## begin Extracted material

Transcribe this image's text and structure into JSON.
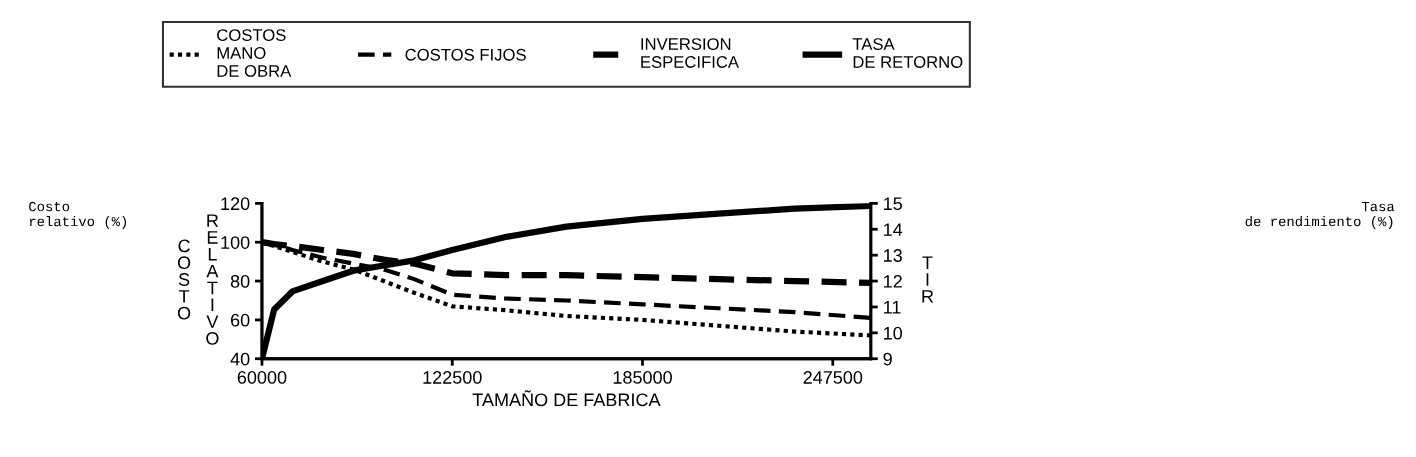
{
  "chart_data": {
    "type": "line",
    "xlabel": "TAMAÑO DE FABRICA",
    "ylabel": "COSTO RELATIVO",
    "y2label": "TIR",
    "x": [
      60000,
      64000,
      70000,
      80000,
      90000,
      100000,
      110000,
      122500,
      140000,
      160000,
      185000,
      210000,
      235000,
      260000
    ],
    "series": [
      {
        "name": "COSTOS MANO DE OBRA",
        "color": "#000000",
        "line_style": "dotted",
        "values": [
          100,
          98,
          95,
          90,
          86,
          80,
          74,
          67,
          65,
          62,
          60,
          57,
          54,
          52
        ]
      },
      {
        "name": "COSTOS FIJOS",
        "color": "#000000",
        "line_style": "dashed",
        "values": [
          100,
          99,
          96,
          92,
          89,
          86,
          81,
          73,
          71,
          70,
          68,
          66,
          64,
          61
        ]
      },
      {
        "name": "INVERSION ESPECIFICA",
        "color": "#000000",
        "line_style": "dashed",
        "values": [
          100,
          99,
          98,
          96,
          94,
          91,
          89,
          84,
          83,
          83,
          82,
          81,
          80,
          79
        ]
      },
      {
        "name": "TASA DE RETORNO",
        "color": "#000000",
        "line_style": "solid",
        "axis": "y2",
        "values": [
          9,
          10.9,
          11.6,
          12.0,
          12.4,
          12.6,
          12.8,
          13.2,
          13.7,
          14.1,
          14.4,
          14.6,
          14.8,
          14.9
        ]
      }
    ],
    "xlim": [
      60000,
      260000
    ],
    "xticks": [
      60000,
      122500,
      185000,
      247500
    ],
    "ylim": [
      40,
      120
    ],
    "yticks": [
      40,
      60,
      80,
      100,
      120
    ],
    "y2lim": [
      9,
      15
    ],
    "y2ticks": [
      9,
      10,
      11,
      12,
      13,
      14,
      15
    ],
    "grid": false,
    "legend": "top",
    "annotations": [
      "Costo relativo (%)",
      "Tasa de rendimiento (%)"
    ]
  }
}
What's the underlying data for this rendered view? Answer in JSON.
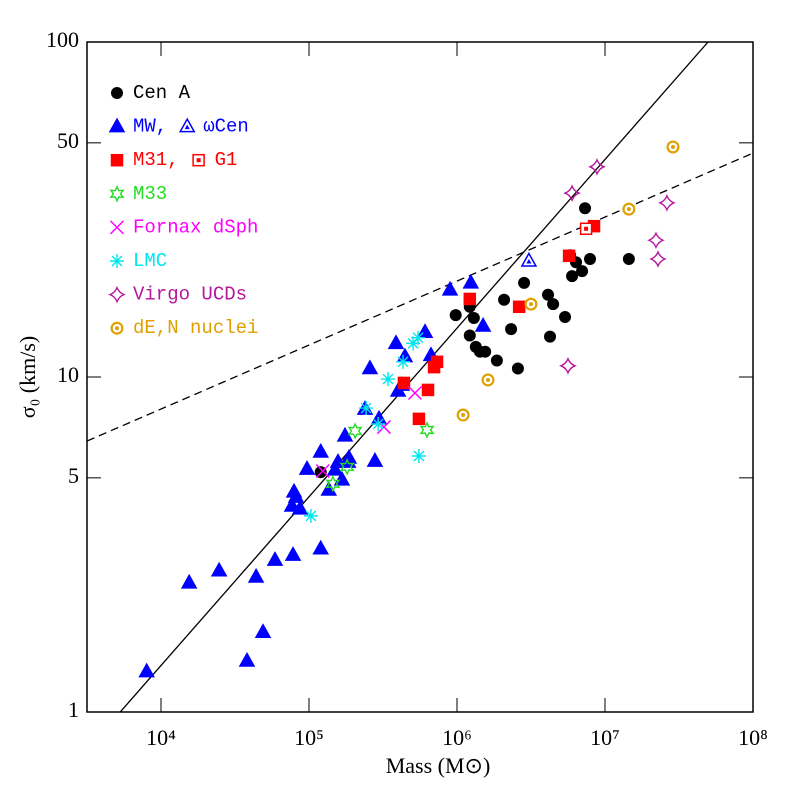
{
  "chart_data": {
    "type": "scatter",
    "xlabel": "Mass (M⊙)",
    "ylabel": "σ₀ (km/s)",
    "xscale": "log",
    "yscale": "log",
    "xlim": [
      3162,
      100000000
    ],
    "ylim": [
      1,
      100
    ],
    "xticks": [
      {
        "value": 10000,
        "label": "10⁴"
      },
      {
        "value": 100000,
        "label": "10⁵"
      },
      {
        "value": 1000000,
        "label": "10⁶"
      },
      {
        "value": 10000000,
        "label": "10⁷"
      },
      {
        "value": 100000000,
        "label": "10⁸"
      }
    ],
    "yticks": [
      1,
      5,
      10,
      50,
      100
    ],
    "lines": [
      {
        "style": "solid",
        "color": "#000000",
        "x": [
          5300,
          49700000
        ],
        "y": [
          1,
          100
        ]
      },
      {
        "style": "dashed",
        "color": "#000000",
        "x": [
          3162,
          100000000
        ],
        "y": [
          6.44,
          46.6
        ]
      }
    ],
    "series": [
      {
        "name": "Cen A",
        "color": "#000000",
        "marker": "circle",
        "x": [
          120000,
          980000,
          1220000,
          1300000,
          1220000,
          1340000,
          1430000,
          1550000,
          1860000,
          2080000,
          2320000,
          2580000,
          2840000,
          4120000,
          4250000,
          4460000,
          5370000,
          5810000,
          5990000,
          6370000,
          7000000,
          7330000,
          7920000,
          14500000
        ],
        "values": [
          5.2,
          15.3,
          16.2,
          15.0,
          13.3,
          12.3,
          11.9,
          11.9,
          11.2,
          17.0,
          13.9,
          10.6,
          19.1,
          17.6,
          13.2,
          16.5,
          15.1,
          23.1,
          20.0,
          22.0,
          20.7,
          31.9,
          22.5,
          22.5
        ]
      },
      {
        "name": "MW,",
        "color": "#0000ff",
        "marker": "triangle",
        "x": [
          8000,
          15500,
          24700,
          43900,
          38100,
          48900,
          58900,
          78000,
          76700,
          81700,
          79200,
          87000,
          97000,
          120000,
          136000,
          150000,
          157000,
          167000,
          175000,
          184000,
          186000,
          239000,
          279000,
          258000,
          297000,
          387000,
          400000,
          424000,
          445000,
          608000,
          667000,
          897000,
          1240000,
          1500000,
          120000
        ],
        "values": [
          1.32,
          2.43,
          2.64,
          2.53,
          1.42,
          1.73,
          2.84,
          2.94,
          4.12,
          4.38,
          4.54,
          4.04,
          5.31,
          5.97,
          4.6,
          5.28,
          5.57,
          4.93,
          6.67,
          5.57,
          5.73,
          8.02,
          5.61,
          10.6,
          7.5,
          12.6,
          9.08,
          9.46,
          11.5,
          13.6,
          11.6,
          18.2,
          19.1,
          14.2,
          3.07
        ]
      },
      {
        "name": "ωCen",
        "color": "#0000ff",
        "marker": "open-triangle",
        "x": [
          3060000
        ],
        "values": [
          22.2
        ]
      },
      {
        "name": "M31,",
        "color": "#ff0000",
        "marker": "square",
        "x": [
          438000,
          637000,
          700000,
          733000,
          553000,
          1220000,
          2630000,
          5720000,
          8430000
        ],
        "values": [
          9.6,
          9.15,
          10.7,
          11.1,
          7.5,
          17.1,
          16.2,
          23.0,
          28.2
        ]
      },
      {
        "name": "G1",
        "color": "#ff0000",
        "marker": "open-square",
        "x": [
          7450000
        ],
        "values": [
          27.7
        ]
      },
      {
        "name": "M33",
        "color": "#22dd22",
        "marker": "star",
        "x": [
          145000,
          181000,
          205000,
          627000
        ],
        "values": [
          4.8,
          5.39,
          6.9,
          6.95
        ]
      },
      {
        "name": "Fornax dSph",
        "color": "#ff00ff",
        "marker": "x",
        "x": [
          124000,
          321000,
          520000
        ],
        "values": [
          5.24,
          7.09,
          8.96
        ]
      },
      {
        "name": "LMC",
        "color": "#00e5ee",
        "marker": "asterisk",
        "x": [
          103000,
          243000,
          293000,
          342000,
          432000,
          505000,
          545000,
          553000
        ],
        "values": [
          3.85,
          8.08,
          7.24,
          9.86,
          11.1,
          12.6,
          13.1,
          5.81
        ]
      },
      {
        "name": "Virgo UCDs",
        "color": "#b5179e",
        "marker": "concave-star",
        "x": [
          8830000,
          5990000,
          5620000,
          22800000,
          22100000,
          26200000
        ],
        "values": [
          42.4,
          35.4,
          10.8,
          22.5,
          25.6,
          33.1
        ]
      },
      {
        "name": "dE,N nuclei",
        "color": "#e0a000",
        "marker": "ring",
        "x": [
          28800000,
          14500000,
          3160000,
          1620000,
          1100000
        ],
        "values": [
          48.6,
          31.7,
          16.5,
          9.8,
          7.7
        ]
      }
    ]
  }
}
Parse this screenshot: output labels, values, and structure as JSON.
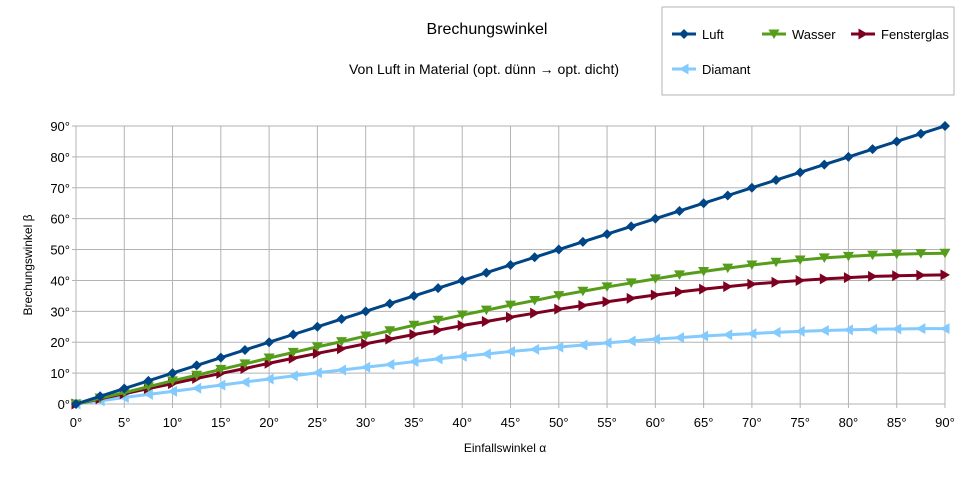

## end Extracted material

Out of the preceding entries, pull every line containing the string "structure".

Transcribe this image's text and structure into JSON.
Parse this screenshot: output labels, values, and structure as JSON.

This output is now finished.